-- Your task --
Search the entries for the word "rank" and pull out each line that has it.

● ● ● ● ●

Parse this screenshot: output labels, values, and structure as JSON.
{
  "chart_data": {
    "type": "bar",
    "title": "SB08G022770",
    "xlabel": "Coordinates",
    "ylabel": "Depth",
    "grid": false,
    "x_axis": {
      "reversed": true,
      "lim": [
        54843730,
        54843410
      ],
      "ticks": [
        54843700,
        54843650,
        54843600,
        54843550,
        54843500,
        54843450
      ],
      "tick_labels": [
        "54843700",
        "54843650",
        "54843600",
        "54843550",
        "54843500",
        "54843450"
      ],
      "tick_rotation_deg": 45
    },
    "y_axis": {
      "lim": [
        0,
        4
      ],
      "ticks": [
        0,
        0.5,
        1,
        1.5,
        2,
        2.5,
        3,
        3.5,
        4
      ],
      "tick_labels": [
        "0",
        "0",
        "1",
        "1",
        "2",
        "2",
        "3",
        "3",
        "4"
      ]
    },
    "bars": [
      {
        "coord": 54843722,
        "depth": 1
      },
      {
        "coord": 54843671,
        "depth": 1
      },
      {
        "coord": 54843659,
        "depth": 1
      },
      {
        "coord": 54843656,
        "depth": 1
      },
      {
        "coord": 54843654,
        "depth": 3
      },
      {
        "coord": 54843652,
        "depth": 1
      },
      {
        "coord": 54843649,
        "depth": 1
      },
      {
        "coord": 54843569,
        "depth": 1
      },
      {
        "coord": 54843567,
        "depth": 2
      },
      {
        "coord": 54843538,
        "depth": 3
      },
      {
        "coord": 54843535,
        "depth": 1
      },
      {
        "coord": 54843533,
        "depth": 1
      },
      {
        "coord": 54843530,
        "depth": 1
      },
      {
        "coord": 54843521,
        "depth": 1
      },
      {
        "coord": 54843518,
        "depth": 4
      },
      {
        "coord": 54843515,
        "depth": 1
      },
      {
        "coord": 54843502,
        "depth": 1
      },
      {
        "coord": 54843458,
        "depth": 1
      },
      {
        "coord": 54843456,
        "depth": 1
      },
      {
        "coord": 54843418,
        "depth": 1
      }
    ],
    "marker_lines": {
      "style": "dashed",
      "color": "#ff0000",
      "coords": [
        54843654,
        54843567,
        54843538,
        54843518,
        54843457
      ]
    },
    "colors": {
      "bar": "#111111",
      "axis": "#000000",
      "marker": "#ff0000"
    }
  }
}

● ● ● ● ●

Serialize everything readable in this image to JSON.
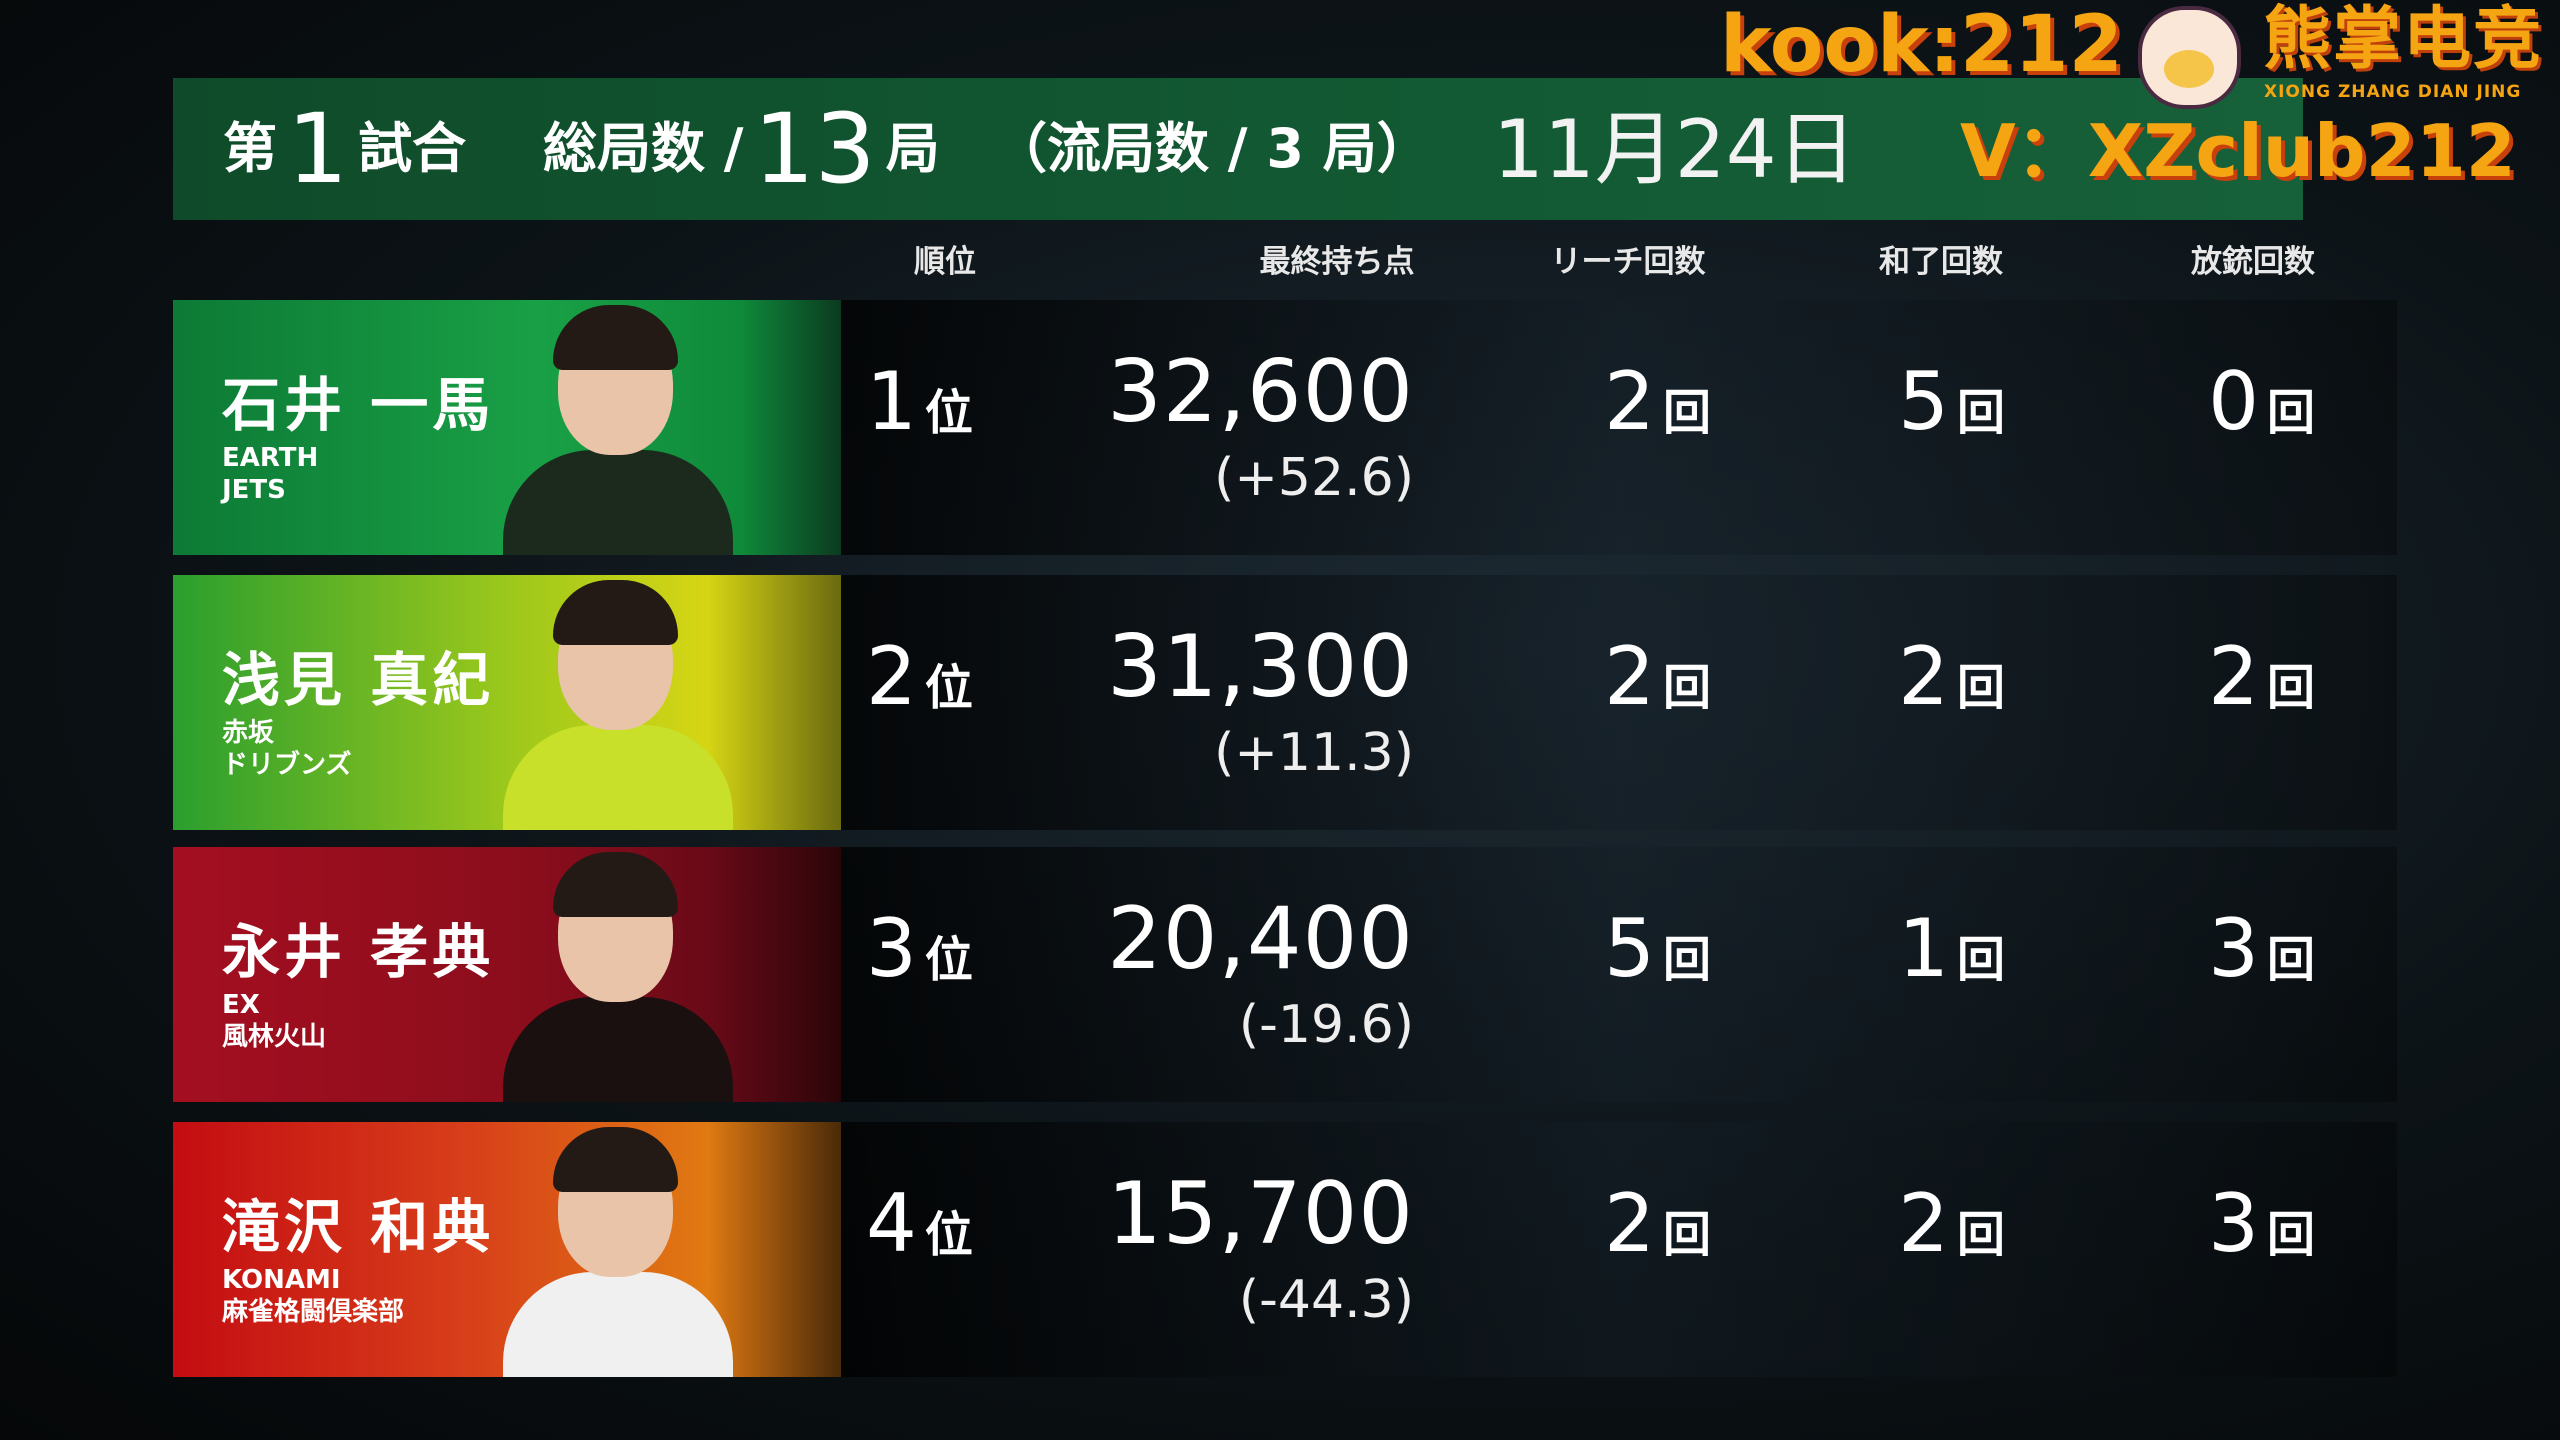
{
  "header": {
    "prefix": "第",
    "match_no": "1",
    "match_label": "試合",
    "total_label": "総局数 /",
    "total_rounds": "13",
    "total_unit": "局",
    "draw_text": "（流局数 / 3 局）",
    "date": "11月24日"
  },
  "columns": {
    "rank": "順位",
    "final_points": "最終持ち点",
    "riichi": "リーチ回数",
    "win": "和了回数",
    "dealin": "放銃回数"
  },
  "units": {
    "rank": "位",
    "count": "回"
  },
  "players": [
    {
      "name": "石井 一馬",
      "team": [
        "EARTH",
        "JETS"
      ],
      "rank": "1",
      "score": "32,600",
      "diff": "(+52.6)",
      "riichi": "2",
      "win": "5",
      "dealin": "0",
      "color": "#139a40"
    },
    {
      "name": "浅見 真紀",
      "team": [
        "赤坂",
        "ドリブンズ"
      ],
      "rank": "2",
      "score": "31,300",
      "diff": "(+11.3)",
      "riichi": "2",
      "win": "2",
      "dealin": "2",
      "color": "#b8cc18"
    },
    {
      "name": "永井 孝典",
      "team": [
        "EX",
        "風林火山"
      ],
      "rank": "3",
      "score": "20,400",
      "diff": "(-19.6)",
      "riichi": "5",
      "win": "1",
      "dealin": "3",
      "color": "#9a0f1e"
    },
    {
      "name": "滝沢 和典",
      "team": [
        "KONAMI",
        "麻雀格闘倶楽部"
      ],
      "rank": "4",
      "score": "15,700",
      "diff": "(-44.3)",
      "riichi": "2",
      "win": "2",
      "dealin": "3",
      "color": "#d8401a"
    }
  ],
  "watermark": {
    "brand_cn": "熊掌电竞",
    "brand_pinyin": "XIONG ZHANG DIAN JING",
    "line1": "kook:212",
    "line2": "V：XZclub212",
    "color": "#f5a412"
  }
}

● ● ● ● ●

-- The output --
    "rank": "順位",
    "rank": "位",
      "rank": "1",
      "rank": "2",
      "rank": "3",
      "rank": "4",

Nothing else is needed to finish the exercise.